→ Request: Leave out every picture, then transcribe the rest of the listing exactly.

* Start *

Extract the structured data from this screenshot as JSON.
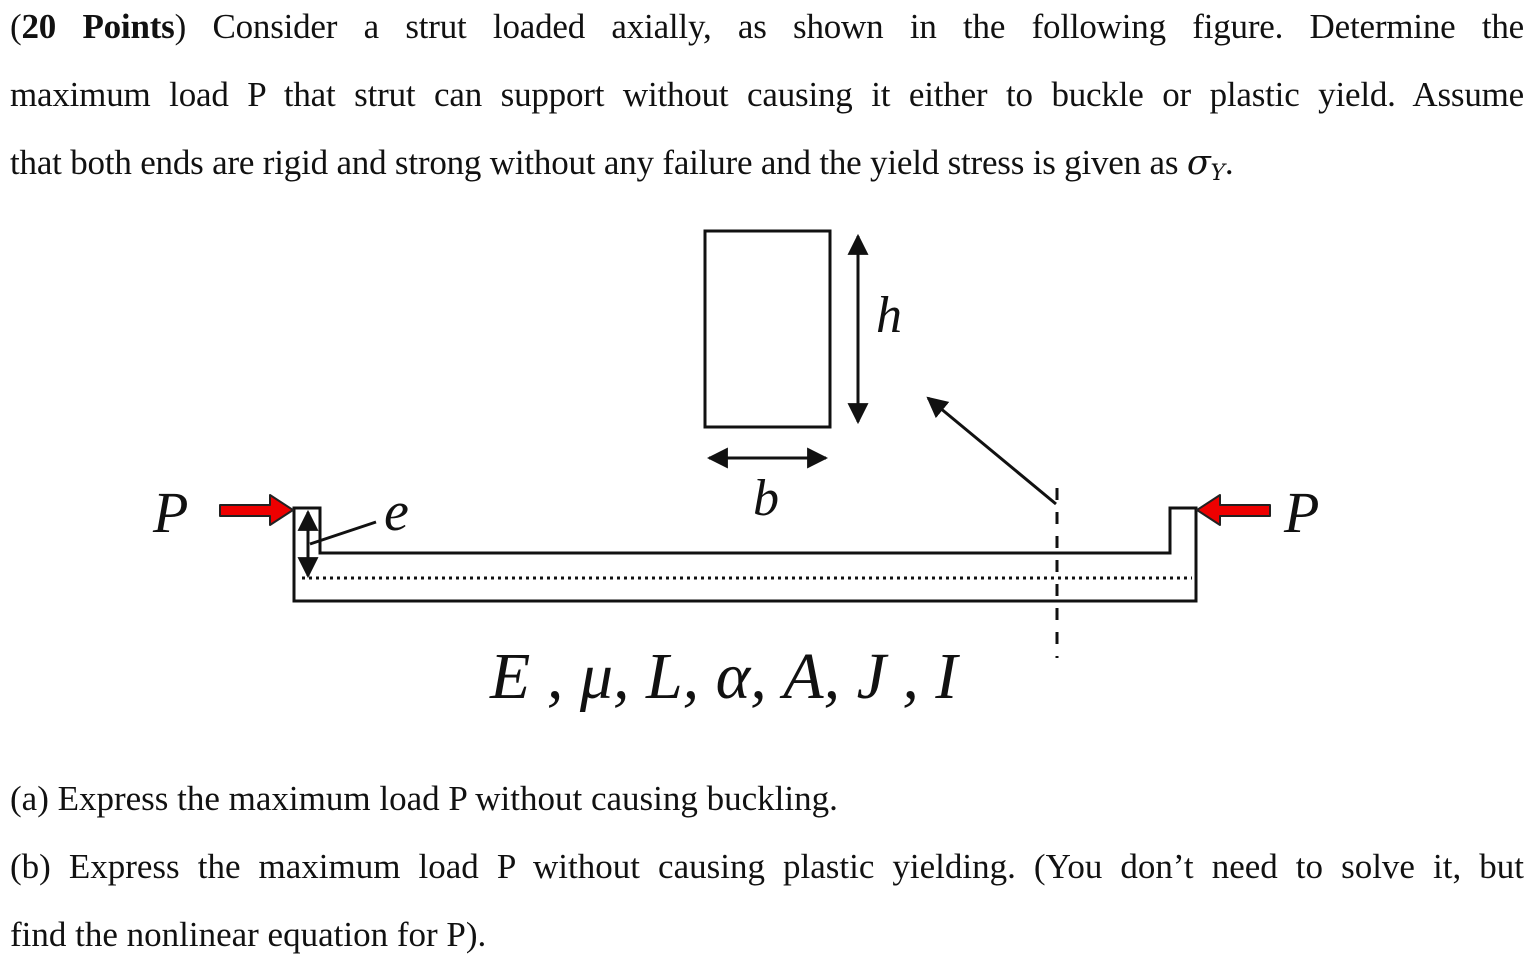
{
  "problem": {
    "points_label": "20 Points",
    "intro_lines": [
      {
        "prefix": "(",
        "bold": "20 Points",
        "suffix": ") Consider a strut loaded axially, as shown in the following figure. Determine the"
      },
      {
        "text": "maximum load P that strut can support without causing it either to buckle or plastic yield. Assume"
      },
      {
        "text": "that both ends are rigid and strong without any failure and the yield stress is given as ",
        "symbol": "σ",
        "subscript": "Y",
        "end": "."
      }
    ]
  },
  "figure": {
    "load_label_left": "P",
    "load_label_right": "P",
    "eccentricity_label": "e",
    "height_label": "h",
    "width_label": "b",
    "properties_label": "E , μ, L, α, A, J , I",
    "load_arrow_color": "#ee0000"
  },
  "questions": [
    {
      "text": "(a) Express the maximum load P without causing buckling."
    },
    {
      "text": "(b) Express the maximum load P without causing plastic yielding. (You don’t need to solve it, but"
    },
    {
      "text": "find the nonlinear equation for P)."
    }
  ]
}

* End *

→ Exercise answer:
Extract the structured data from this screenshot as JSON.
{
  "problem": {
    "points_label": "20 Points",
    "intro_lines": [
      {
        "prefix": "(",
        "bold": "20 Points",
        "suffix": ") Consider a strut loaded axially, as shown in the following figure. Determine the"
      },
      {
        "text": "maximum load P that strut can support without causing it either to buckle or plastic yield. Assume"
      },
      {
        "text": "that both ends are rigid and strong without any failure and the yield stress is given as ",
        "symbol": "σ",
        "subscript": "Y",
        "end": "."
      }
    ]
  },
  "figure": {
    "load_label_left": "P",
    "load_label_right": "P",
    "eccentricity_label": "e",
    "height_label": "h",
    "width_label": "b",
    "properties_label": "E , μ, L, α, A, J , I",
    "load_arrow_color": "#ee0000"
  },
  "questions": [
    {
      "text": "(a) Express the maximum load P without causing buckling."
    },
    {
      "text": "(b) Express the maximum load P without causing plastic yielding. (You don’t need to solve it, but"
    },
    {
      "text": "find the nonlinear equation for P)."
    }
  ]
}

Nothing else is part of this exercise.